Copy out every one of the rows below word for word, leaving the pictures out.
· · ·
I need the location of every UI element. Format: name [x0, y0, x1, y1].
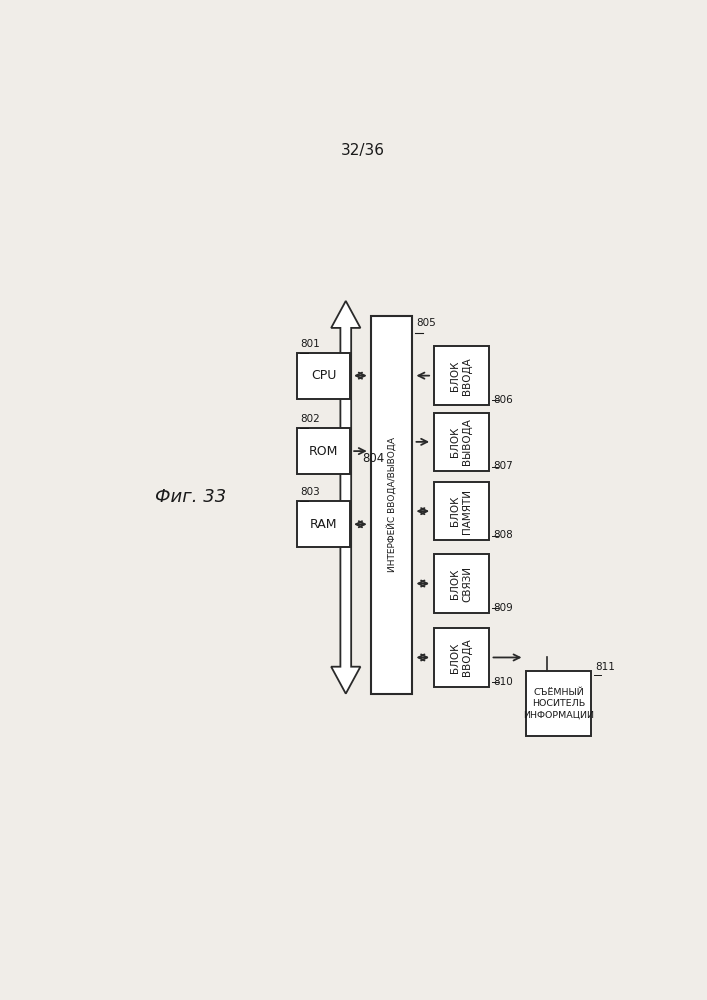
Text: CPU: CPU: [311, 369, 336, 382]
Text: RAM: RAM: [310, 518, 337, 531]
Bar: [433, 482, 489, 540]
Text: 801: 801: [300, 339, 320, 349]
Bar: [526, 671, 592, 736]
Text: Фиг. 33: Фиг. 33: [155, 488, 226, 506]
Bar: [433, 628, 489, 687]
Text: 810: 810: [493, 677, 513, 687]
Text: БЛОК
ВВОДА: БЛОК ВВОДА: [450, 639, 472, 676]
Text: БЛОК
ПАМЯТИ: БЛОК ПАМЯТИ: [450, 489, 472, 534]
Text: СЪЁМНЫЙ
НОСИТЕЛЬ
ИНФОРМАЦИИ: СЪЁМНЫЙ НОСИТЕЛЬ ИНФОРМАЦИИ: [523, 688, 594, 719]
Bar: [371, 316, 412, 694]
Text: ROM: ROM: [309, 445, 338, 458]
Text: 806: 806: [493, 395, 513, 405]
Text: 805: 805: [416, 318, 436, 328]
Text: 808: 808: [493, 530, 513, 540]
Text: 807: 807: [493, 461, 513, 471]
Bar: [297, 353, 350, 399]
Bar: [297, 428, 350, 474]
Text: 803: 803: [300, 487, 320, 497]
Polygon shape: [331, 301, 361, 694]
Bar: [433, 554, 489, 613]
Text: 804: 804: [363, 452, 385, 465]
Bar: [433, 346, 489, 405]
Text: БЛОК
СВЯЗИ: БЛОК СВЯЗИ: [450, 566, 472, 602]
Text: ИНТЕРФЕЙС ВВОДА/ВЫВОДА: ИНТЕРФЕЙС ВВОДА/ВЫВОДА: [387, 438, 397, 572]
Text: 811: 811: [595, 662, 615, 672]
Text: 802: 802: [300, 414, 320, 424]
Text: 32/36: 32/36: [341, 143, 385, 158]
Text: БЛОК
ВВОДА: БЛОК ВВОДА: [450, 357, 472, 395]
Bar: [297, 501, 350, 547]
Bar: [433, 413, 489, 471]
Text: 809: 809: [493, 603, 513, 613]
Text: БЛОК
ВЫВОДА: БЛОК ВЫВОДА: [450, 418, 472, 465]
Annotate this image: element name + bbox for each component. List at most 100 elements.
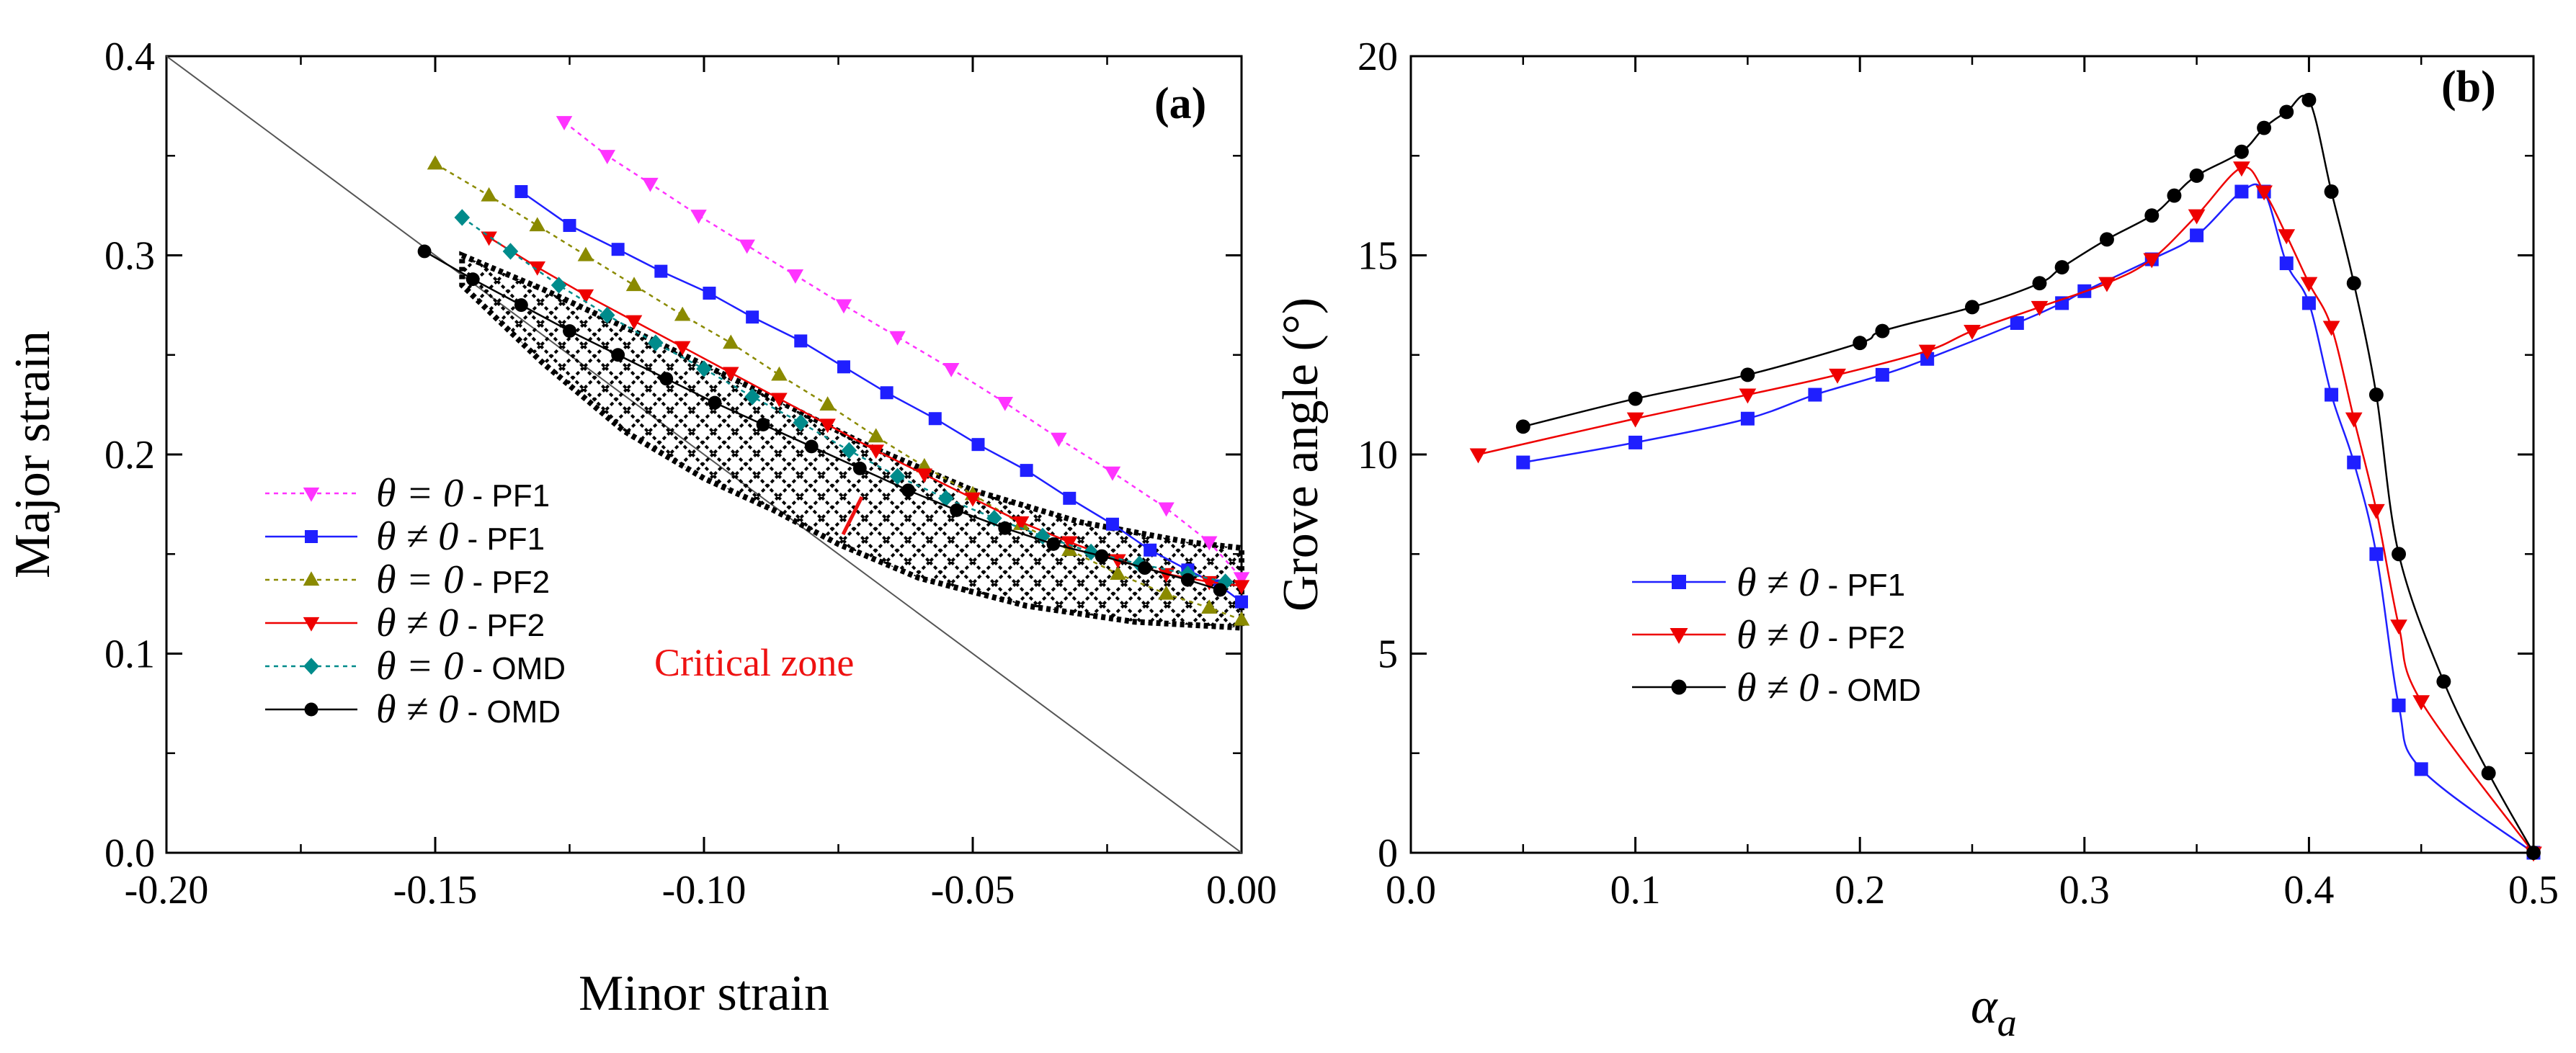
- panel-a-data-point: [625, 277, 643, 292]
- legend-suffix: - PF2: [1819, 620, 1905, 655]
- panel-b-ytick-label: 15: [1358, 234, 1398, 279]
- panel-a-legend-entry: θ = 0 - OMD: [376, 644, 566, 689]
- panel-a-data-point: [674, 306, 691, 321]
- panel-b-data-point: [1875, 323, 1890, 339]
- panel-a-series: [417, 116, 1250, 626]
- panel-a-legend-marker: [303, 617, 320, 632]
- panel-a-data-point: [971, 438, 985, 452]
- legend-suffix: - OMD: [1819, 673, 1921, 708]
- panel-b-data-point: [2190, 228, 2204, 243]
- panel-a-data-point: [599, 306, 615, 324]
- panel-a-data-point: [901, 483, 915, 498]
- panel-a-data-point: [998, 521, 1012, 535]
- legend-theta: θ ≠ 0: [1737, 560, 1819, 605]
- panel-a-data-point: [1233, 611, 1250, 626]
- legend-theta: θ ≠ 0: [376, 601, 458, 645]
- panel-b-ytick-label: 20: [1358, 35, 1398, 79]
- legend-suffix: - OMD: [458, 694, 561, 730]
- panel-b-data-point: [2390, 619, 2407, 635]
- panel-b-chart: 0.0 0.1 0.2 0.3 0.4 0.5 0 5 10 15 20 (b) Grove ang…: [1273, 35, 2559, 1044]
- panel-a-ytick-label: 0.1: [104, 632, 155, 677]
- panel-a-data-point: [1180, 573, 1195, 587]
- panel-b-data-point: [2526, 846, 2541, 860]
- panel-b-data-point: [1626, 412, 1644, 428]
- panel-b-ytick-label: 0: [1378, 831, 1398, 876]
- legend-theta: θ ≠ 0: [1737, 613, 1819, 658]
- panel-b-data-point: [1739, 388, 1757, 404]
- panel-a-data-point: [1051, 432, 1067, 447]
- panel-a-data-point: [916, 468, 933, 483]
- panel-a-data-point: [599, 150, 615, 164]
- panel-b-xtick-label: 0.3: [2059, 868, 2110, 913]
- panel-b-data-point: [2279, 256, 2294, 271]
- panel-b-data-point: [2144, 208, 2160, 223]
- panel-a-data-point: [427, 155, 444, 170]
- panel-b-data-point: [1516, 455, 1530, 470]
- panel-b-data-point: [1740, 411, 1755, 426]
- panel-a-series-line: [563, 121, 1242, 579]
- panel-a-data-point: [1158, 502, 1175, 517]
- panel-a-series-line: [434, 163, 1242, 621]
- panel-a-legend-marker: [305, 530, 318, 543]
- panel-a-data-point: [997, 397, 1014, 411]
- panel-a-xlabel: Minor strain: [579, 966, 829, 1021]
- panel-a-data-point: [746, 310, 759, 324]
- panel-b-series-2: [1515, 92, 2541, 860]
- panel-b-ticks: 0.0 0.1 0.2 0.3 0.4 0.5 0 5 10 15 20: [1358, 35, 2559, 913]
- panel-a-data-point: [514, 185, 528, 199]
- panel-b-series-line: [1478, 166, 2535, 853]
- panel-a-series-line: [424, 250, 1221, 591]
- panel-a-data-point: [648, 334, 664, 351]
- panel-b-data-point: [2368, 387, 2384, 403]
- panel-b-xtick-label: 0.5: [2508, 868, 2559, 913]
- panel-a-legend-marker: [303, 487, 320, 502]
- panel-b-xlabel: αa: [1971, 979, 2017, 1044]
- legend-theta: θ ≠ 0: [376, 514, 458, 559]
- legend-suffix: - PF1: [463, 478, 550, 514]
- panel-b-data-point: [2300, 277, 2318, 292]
· · ·
◆ SOLUTION ◆
I need the location of every UI element. Format: name [x0, y0, x1, y1].
Text: CPU: CPU: [311, 369, 336, 382]
Text: RAM: RAM: [310, 518, 337, 531]
Bar: [433, 482, 489, 540]
Text: 801: 801: [300, 339, 320, 349]
Bar: [526, 671, 592, 736]
Text: Фиг. 33: Фиг. 33: [155, 488, 226, 506]
Bar: [433, 628, 489, 687]
Text: 810: 810: [493, 677, 513, 687]
Text: БЛОК
ВВОДА: БЛОК ВВОДА: [450, 639, 472, 676]
Text: БЛОК
ПАМЯТИ: БЛОК ПАМЯТИ: [450, 489, 472, 534]
Text: СЪЁМНЫЙ
НОСИТЕЛЬ
ИНФОРМАЦИИ: СЪЁМНЫЙ НОСИТЕЛЬ ИНФОРМАЦИИ: [523, 688, 594, 719]
Bar: [371, 316, 412, 694]
Text: ROM: ROM: [309, 445, 338, 458]
Text: 806: 806: [493, 395, 513, 405]
Text: 805: 805: [416, 318, 436, 328]
Text: 808: 808: [493, 530, 513, 540]
Text: 807: 807: [493, 461, 513, 471]
Bar: [297, 353, 350, 399]
Bar: [297, 428, 350, 474]
Text: 803: 803: [300, 487, 320, 497]
Polygon shape: [331, 301, 361, 694]
Bar: [433, 554, 489, 613]
Text: 804: 804: [363, 452, 385, 465]
Bar: [433, 346, 489, 405]
Text: БЛОК
СВЯЗИ: БЛОК СВЯЗИ: [450, 566, 472, 602]
Text: ИНТЕРФЕЙС ВВОДА/ВЫВОДА: ИНТЕРФЕЙС ВВОДА/ВЫВОДА: [387, 438, 397, 572]
Text: 811: 811: [595, 662, 615, 672]
Text: 802: 802: [300, 414, 320, 424]
Text: 32/36: 32/36: [341, 143, 385, 158]
Text: БЛОК
ВВОДА: БЛОК ВВОДА: [450, 357, 472, 395]
Bar: [297, 501, 350, 547]
Bar: [433, 413, 489, 471]
Text: 809: 809: [493, 603, 513, 613]
Text: БЛОК
ВЫВОДА: БЛОК ВЫВОДА: [450, 418, 472, 465]
Annotate this image: element name + bbox for each component. List at most 100 elements.
- panel-a-data-point: [625, 277, 643, 292]
- legend-suffix: - PF2: [1819, 620, 1905, 655]
- panel-b-ytick-label: 15: [1358, 234, 1398, 279]
- panel-a-legend-entry: θ = 0 - OMD: [376, 644, 566, 689]
- panel-a-data-point: [674, 306, 691, 321]
- panel-b-data-point: [1875, 323, 1890, 339]
- panel-a-series: [417, 116, 1250, 626]
- panel-a-legend-marker: [303, 617, 320, 632]
- panel-a-data-point: [971, 438, 985, 452]
- legend-suffix: - OMD: [1819, 673, 1921, 708]
- panel-b-data-point: [2190, 228, 2204, 243]
- panel-a-data-point: [599, 306, 615, 324]
- panel-a-data-point: [901, 483, 915, 498]
- panel-a-data-point: [998, 521, 1012, 535]
- legend-theta: θ ≠ 0: [1737, 560, 1819, 605]
- panel-a-data-point: [1233, 611, 1250, 626]
- legend-theta: θ ≠ 0: [376, 601, 458, 645]
- panel-b-ytick-label: 20: [1358, 35, 1398, 79]
- legend-suffix: - OMD: [458, 694, 561, 730]
- panel-b-data-point: [2390, 619, 2407, 635]
- panel-b-chart: 0.0 0.1 0.2 0.3 0.4 0.5 0 5 10 15 20 (b) Grove ang…: [1273, 35, 2559, 1044]
- panel-a-ytick-label: 0.1: [104, 632, 155, 677]
- panel-a-data-point: [1180, 573, 1195, 587]
- panel-b-data-point: [2526, 846, 2541, 860]
- panel-b-data-point: [1626, 412, 1644, 428]
- panel-b-ytick-label: 0: [1378, 831, 1398, 876]
- legend-theta: θ ≠ 0: [1737, 613, 1819, 658]
- panel-b-data-point: [1739, 388, 1757, 404]
- panel-a-data-point: [1051, 432, 1067, 447]
- panel-a-data-point: [916, 468, 933, 483]
- panel-a-data-point: [599, 150, 615, 164]
- panel-b-xtick-label: 0.3: [2059, 868, 2110, 913]
- panel-b-data-point: [2279, 256, 2294, 271]
- panel-b-data-point: [2144, 208, 2160, 223]
- panel-a-data-point: [427, 155, 444, 170]
- panel-b-data-point: [1516, 455, 1530, 470]
- panel-b-data-point: [1740, 411, 1755, 426]
- panel-a-series-line: [563, 121, 1242, 579]
- panel-a-data-point: [1158, 502, 1175, 517]
- panel-a-series-line: [434, 163, 1242, 621]
- panel-a-legend-marker: [305, 530, 318, 543]
- panel-a-data-point: [997, 397, 1014, 411]
- panel-a-xlabel: Minor strain: [579, 966, 829, 1021]
- panel-a-data-point: [746, 310, 759, 324]
- panel-b-series-2: [1515, 92, 2541, 860]
- panel-b-ticks: 0.0 0.1 0.2 0.3 0.4 0.5 0 5 10 15 20: [1358, 35, 2559, 913]
- panel-a-data-point: [514, 185, 528, 199]
- panel-b-series-line: [1478, 166, 2535, 853]
- panel-a-series-line: [424, 250, 1221, 591]
- panel-a-data-point: [648, 334, 664, 351]
- panel-b-data-point: [2368, 387, 2384, 403]
- panel-b-xtick-label: 0.5: [2508, 868, 2559, 913]
- panel-a-legend-marker: [303, 487, 320, 502]
- panel-b-xlabel: αa: [1971, 979, 2017, 1044]
- legend-theta: θ ≠ 0: [376, 514, 458, 559]
- legend-suffix: - PF1: [463, 478, 550, 514]
- panel-b-data-point: [2300, 277, 2318, 292]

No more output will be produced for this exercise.